Recorded data:

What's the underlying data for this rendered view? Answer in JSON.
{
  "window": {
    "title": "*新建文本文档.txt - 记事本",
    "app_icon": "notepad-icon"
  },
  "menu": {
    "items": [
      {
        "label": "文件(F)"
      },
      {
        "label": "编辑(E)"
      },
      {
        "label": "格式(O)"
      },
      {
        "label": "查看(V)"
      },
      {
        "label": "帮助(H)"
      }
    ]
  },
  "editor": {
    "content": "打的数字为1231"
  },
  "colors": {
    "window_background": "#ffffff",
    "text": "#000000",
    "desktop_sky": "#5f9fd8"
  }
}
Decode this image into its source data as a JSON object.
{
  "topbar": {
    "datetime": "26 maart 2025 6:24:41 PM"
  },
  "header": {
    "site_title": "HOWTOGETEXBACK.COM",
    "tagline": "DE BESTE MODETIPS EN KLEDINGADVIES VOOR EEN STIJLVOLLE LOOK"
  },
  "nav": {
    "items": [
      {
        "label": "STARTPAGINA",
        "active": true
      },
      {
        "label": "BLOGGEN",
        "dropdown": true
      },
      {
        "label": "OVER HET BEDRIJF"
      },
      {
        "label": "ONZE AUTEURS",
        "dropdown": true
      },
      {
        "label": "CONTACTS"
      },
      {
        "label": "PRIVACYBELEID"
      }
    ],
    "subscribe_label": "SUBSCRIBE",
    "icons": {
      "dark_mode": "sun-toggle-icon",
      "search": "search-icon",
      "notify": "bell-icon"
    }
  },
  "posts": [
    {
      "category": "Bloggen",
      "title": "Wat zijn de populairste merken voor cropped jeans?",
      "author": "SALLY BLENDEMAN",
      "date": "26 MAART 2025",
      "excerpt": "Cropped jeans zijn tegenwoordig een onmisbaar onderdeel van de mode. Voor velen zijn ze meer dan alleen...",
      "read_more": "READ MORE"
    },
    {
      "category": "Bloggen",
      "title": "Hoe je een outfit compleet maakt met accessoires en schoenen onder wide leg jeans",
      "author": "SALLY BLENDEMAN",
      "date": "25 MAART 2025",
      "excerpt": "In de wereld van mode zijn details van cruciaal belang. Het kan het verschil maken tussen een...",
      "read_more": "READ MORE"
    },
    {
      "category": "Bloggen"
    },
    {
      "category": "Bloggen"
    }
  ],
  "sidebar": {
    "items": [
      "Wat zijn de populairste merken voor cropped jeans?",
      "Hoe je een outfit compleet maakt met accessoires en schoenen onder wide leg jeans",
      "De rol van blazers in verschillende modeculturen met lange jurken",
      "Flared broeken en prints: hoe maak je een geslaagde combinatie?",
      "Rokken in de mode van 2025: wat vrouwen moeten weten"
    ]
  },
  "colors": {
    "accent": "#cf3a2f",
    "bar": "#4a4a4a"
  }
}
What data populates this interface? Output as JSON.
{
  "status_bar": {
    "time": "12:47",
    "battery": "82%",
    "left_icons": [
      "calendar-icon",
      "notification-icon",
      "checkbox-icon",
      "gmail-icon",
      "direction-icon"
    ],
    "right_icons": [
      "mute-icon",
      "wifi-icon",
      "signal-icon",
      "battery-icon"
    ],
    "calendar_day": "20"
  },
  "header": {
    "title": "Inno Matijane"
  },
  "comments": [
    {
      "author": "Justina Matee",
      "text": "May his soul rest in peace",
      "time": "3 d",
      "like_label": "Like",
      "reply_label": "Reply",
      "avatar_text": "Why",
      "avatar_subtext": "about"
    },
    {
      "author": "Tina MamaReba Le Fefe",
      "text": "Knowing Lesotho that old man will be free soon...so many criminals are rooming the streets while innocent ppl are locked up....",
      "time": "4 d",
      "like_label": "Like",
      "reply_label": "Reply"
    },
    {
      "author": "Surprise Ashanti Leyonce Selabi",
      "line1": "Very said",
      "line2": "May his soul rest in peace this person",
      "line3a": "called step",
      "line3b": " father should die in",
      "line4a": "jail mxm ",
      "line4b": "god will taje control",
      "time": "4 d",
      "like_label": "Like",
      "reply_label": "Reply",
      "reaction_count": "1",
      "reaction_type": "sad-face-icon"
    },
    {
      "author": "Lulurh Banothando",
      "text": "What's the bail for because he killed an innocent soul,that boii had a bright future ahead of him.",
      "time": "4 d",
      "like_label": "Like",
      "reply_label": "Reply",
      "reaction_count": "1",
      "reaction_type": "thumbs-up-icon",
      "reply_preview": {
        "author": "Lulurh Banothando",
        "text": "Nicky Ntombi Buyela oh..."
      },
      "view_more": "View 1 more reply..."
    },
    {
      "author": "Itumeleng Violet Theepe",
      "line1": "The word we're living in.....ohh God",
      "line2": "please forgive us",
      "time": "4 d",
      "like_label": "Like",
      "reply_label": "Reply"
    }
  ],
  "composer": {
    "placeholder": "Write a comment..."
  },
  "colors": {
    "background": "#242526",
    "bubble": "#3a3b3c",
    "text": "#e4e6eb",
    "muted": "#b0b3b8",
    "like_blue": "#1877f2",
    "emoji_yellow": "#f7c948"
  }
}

Your objective:
Return every line holding the word "schoenen" from the records.

Exercise output:
      "title": "Hoe je een outfit compleet maakt met accessoires en schoenen onder wide leg jeans",
      "Hoe je een outfit compleet maakt met accessoires en schoenen onder wide leg jeans",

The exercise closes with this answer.